** GIVEN EXERCISE **
Pull each line holding "mean" out of the entries below.

** EXTRACTED MATERIAL **
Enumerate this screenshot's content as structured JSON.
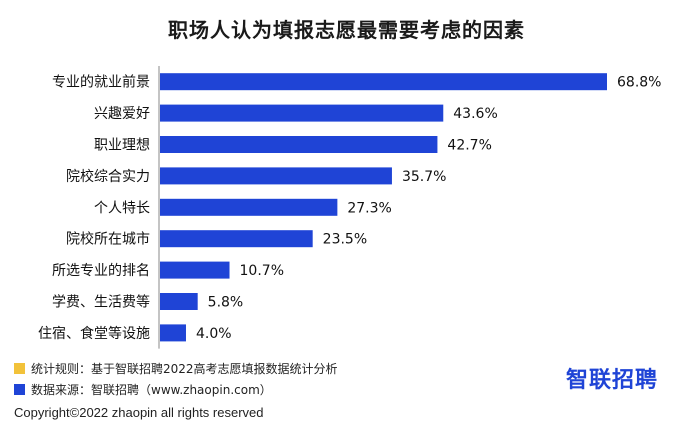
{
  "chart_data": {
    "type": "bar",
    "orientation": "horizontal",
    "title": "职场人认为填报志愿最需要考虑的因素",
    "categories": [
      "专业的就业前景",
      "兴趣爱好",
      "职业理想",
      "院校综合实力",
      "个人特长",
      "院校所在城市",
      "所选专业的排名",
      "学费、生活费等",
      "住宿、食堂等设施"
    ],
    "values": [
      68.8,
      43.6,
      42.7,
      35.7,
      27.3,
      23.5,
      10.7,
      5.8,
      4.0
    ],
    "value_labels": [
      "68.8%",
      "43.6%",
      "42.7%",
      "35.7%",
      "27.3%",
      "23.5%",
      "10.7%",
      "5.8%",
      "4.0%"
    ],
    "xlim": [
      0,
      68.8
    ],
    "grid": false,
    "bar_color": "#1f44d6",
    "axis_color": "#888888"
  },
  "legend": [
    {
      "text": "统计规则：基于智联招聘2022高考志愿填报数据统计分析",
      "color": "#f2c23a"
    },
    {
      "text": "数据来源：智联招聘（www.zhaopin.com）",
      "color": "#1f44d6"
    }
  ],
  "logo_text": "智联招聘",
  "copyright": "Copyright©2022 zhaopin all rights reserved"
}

* * *

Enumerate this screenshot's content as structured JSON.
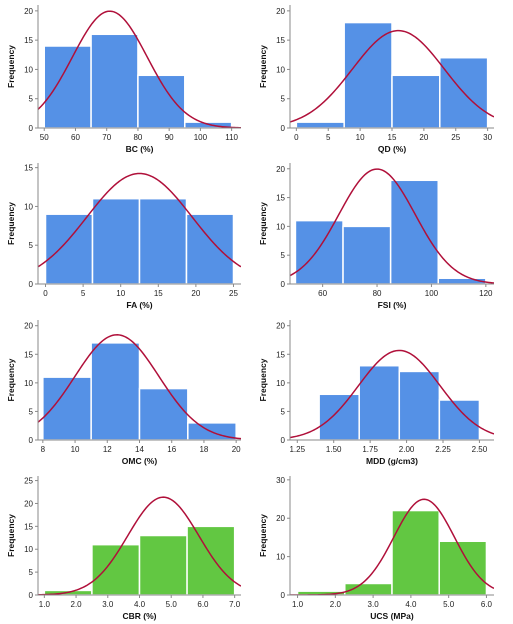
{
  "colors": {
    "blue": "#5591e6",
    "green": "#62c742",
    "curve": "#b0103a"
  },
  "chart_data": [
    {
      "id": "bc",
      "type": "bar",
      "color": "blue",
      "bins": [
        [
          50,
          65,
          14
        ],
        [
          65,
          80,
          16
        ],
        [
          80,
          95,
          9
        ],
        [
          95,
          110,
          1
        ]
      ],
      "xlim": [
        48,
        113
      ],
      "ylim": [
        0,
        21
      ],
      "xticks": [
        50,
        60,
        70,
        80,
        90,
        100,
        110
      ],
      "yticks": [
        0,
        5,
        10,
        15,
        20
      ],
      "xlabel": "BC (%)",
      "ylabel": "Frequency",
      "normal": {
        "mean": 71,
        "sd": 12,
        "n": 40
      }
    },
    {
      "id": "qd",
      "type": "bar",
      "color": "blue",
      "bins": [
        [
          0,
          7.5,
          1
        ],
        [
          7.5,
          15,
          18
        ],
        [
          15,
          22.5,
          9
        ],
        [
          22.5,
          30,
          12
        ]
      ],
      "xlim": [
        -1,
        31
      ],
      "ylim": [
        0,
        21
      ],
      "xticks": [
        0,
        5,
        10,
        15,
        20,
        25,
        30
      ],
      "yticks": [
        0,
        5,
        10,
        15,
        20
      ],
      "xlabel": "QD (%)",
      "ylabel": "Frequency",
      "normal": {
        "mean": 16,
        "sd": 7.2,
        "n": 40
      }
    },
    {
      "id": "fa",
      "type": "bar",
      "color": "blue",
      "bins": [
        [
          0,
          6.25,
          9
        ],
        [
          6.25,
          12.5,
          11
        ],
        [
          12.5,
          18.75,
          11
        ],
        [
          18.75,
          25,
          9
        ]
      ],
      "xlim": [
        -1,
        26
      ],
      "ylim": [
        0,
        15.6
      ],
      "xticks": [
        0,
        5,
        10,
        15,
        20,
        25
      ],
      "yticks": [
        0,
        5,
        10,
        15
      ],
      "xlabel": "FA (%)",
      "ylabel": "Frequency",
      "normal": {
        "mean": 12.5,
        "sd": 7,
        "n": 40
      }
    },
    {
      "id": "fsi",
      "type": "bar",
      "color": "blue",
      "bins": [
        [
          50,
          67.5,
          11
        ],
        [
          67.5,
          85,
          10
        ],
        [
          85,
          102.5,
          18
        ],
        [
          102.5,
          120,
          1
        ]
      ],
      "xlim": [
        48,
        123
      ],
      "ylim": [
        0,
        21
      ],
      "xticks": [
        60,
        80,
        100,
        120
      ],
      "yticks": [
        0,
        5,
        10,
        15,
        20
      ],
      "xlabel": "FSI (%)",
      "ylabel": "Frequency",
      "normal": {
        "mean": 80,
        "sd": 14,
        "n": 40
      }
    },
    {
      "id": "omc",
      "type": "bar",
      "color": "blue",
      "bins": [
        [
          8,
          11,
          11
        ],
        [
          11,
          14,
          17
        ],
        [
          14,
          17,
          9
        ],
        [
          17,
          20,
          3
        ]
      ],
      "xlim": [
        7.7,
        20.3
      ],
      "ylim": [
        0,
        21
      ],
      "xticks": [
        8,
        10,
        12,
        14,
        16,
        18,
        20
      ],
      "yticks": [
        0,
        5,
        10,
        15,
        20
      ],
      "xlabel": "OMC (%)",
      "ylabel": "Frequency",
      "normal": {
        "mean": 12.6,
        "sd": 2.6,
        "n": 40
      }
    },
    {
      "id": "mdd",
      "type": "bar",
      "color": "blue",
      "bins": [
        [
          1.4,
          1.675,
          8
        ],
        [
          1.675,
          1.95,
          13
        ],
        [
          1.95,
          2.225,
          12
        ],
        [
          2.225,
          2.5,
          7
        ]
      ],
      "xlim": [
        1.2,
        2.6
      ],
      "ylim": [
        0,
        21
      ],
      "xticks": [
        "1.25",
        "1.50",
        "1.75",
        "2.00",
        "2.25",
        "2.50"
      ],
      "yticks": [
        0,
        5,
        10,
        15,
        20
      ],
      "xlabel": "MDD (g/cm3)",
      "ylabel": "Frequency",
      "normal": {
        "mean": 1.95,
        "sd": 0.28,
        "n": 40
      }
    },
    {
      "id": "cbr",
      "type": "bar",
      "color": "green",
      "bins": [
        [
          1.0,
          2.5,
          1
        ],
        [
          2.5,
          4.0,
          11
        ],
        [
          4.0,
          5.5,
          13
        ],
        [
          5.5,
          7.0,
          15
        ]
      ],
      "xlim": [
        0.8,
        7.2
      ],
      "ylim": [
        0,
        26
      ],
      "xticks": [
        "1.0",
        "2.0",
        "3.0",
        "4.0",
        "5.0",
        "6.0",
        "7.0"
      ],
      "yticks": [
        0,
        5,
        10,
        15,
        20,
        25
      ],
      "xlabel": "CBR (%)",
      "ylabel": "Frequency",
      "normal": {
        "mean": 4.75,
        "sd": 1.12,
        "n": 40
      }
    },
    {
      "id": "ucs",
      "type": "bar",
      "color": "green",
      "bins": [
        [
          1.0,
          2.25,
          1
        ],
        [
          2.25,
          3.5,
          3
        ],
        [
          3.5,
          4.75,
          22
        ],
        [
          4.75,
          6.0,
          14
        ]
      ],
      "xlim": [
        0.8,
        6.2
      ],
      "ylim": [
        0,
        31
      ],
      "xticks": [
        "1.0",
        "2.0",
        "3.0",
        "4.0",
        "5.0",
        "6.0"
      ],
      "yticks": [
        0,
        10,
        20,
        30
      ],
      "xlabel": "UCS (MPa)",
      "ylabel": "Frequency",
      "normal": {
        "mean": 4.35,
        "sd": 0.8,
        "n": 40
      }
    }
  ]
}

** FULL RESPONSE **
        "mean": 71,
        "mean": 16,
        "mean": 12.5,
        "mean": 80,
        "mean": 12.6,
        "mean": 1.95,
        "mean": 4.75,
        "mean": 4.35,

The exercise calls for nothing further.